--- begin Supplied records ---
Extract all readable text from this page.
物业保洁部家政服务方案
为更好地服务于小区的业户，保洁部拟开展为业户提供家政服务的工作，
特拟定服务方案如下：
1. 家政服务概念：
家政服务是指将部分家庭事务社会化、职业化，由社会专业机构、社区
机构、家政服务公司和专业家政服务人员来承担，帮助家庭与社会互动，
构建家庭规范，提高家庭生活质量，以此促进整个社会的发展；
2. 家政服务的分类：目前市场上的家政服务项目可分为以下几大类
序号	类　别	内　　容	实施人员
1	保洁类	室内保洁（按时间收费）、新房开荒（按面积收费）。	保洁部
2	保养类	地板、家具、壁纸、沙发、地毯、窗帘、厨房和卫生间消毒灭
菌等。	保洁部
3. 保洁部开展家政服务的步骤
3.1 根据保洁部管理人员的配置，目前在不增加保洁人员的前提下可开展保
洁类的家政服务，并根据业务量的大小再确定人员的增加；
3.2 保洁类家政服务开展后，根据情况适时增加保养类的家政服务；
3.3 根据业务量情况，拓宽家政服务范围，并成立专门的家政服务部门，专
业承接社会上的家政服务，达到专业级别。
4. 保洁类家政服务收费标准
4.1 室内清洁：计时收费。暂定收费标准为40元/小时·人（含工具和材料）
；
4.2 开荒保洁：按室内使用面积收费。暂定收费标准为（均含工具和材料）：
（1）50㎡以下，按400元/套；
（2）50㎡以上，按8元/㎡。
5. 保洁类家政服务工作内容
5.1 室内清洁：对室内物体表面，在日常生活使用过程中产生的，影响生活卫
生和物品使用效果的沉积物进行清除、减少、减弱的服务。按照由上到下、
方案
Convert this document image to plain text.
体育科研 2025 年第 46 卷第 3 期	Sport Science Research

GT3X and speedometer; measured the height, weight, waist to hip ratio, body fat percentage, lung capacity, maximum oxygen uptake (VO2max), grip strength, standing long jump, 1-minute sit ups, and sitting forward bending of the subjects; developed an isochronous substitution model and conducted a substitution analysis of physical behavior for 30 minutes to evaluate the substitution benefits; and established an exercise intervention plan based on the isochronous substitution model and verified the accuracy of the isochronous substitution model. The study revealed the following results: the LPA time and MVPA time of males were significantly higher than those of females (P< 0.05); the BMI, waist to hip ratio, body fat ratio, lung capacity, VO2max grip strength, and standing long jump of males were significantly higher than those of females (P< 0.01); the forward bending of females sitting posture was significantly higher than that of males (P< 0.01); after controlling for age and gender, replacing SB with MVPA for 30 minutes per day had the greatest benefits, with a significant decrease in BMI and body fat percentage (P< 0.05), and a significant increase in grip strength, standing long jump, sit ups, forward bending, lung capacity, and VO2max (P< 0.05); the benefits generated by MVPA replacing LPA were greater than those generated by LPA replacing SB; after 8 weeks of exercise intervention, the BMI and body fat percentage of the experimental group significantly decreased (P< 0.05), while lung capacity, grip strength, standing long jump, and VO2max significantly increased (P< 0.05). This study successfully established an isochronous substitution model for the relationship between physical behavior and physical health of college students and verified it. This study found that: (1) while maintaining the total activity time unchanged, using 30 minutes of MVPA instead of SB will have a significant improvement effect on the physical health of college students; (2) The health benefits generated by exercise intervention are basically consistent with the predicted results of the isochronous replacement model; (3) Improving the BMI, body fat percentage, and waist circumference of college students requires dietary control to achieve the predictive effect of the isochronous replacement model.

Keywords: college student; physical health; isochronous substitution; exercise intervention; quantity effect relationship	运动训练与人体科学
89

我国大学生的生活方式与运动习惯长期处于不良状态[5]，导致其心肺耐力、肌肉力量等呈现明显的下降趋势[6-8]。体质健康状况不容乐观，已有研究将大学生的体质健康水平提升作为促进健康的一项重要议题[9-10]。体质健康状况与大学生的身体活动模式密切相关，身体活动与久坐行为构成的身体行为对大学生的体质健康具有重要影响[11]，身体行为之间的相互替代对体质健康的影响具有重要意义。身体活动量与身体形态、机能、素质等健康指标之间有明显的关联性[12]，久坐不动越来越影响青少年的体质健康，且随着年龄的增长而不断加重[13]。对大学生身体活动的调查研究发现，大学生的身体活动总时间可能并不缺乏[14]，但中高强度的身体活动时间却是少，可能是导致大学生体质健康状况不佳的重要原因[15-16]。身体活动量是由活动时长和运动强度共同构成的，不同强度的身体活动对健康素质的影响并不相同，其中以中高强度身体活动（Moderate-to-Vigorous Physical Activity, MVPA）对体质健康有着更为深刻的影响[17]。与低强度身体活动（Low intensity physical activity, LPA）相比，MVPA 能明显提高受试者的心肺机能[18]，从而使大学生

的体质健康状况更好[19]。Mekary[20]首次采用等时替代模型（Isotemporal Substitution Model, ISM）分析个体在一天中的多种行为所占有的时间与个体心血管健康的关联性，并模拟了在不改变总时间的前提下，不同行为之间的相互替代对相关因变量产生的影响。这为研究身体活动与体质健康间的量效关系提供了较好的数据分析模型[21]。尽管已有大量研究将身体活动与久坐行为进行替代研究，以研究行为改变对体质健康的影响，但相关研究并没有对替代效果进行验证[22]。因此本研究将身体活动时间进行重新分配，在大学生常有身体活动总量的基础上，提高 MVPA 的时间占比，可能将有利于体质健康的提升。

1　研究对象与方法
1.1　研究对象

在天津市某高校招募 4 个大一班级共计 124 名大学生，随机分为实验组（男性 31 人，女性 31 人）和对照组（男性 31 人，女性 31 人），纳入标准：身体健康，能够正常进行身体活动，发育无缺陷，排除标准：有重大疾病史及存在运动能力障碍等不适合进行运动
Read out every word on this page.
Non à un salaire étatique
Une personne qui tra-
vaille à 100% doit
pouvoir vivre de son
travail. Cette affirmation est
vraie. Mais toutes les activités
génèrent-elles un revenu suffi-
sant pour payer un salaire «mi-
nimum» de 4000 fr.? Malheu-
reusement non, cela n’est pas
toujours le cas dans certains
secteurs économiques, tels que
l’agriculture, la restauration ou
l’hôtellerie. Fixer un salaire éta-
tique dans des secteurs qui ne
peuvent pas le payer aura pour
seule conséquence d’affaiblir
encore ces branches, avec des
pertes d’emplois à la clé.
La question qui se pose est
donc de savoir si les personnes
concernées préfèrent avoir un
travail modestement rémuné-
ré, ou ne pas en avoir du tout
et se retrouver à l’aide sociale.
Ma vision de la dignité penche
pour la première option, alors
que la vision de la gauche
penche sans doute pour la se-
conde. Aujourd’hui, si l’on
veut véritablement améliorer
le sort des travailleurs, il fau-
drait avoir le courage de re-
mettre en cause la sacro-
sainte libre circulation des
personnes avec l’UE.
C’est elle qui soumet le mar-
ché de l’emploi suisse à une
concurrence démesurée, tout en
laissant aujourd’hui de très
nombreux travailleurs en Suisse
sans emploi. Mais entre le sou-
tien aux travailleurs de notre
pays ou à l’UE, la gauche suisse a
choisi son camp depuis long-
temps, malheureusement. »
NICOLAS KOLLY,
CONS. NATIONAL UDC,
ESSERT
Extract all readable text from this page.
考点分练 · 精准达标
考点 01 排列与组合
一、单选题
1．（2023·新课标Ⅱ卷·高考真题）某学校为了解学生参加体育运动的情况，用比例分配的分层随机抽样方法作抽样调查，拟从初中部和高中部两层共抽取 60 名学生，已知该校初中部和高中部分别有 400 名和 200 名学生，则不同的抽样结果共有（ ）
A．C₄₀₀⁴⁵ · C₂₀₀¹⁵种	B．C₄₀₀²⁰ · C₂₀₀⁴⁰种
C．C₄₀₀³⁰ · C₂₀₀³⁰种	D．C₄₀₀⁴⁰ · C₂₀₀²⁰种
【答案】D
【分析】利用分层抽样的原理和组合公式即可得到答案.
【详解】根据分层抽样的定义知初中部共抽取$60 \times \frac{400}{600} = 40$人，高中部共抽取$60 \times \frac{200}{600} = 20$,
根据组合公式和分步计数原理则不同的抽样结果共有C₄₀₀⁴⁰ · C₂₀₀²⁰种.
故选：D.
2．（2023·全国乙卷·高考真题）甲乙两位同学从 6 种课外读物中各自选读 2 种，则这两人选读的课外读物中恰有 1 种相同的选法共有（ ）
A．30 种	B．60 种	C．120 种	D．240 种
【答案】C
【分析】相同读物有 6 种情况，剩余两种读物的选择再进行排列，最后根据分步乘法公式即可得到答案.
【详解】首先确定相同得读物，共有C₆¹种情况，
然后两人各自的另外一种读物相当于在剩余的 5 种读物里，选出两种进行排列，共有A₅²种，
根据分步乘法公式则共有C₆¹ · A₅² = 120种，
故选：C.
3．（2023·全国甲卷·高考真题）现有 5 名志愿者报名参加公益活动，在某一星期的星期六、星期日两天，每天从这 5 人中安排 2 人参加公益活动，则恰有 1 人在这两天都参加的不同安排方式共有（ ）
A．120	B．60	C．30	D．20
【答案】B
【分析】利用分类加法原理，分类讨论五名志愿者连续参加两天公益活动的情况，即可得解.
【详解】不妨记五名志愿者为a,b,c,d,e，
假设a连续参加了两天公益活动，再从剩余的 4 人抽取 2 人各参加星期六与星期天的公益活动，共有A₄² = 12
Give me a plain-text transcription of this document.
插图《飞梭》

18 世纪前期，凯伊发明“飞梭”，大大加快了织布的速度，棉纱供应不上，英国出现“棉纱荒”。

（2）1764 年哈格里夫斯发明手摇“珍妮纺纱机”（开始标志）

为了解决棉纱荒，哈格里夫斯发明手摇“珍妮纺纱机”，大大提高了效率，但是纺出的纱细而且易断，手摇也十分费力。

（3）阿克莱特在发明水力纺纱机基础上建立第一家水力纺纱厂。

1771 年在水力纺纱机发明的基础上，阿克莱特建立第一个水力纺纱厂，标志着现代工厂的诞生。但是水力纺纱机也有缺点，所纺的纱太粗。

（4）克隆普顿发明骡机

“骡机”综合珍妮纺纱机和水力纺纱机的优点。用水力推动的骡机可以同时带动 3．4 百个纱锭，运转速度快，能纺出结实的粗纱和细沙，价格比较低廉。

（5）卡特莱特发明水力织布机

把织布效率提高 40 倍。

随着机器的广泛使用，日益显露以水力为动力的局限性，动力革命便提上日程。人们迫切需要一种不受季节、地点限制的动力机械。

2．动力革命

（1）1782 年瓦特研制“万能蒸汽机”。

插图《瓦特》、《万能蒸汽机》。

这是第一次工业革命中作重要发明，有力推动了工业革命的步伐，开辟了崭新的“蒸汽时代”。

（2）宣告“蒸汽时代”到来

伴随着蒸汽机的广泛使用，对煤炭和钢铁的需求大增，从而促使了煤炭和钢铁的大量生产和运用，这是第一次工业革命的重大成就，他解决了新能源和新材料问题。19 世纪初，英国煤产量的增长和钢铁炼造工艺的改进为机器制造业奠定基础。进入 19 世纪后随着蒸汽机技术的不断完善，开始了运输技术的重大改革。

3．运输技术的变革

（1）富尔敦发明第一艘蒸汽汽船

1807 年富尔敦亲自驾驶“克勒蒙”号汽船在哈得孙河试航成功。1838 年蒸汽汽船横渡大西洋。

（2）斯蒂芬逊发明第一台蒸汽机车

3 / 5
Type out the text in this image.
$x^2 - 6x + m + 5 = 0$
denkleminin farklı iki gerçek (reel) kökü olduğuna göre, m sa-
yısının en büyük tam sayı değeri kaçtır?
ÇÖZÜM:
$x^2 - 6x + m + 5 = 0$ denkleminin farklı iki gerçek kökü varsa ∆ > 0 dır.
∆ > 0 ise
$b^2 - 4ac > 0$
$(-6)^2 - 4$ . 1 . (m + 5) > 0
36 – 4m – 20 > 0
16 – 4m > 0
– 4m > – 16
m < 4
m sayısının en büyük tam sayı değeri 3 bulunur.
--- end Supplied records ---
Find the lines containing "sayı" and list every one of them.

yısının en büyük tam sayı değeri kaçtır?
m sayısının en büyük tam sayı değeri 3 bulunur.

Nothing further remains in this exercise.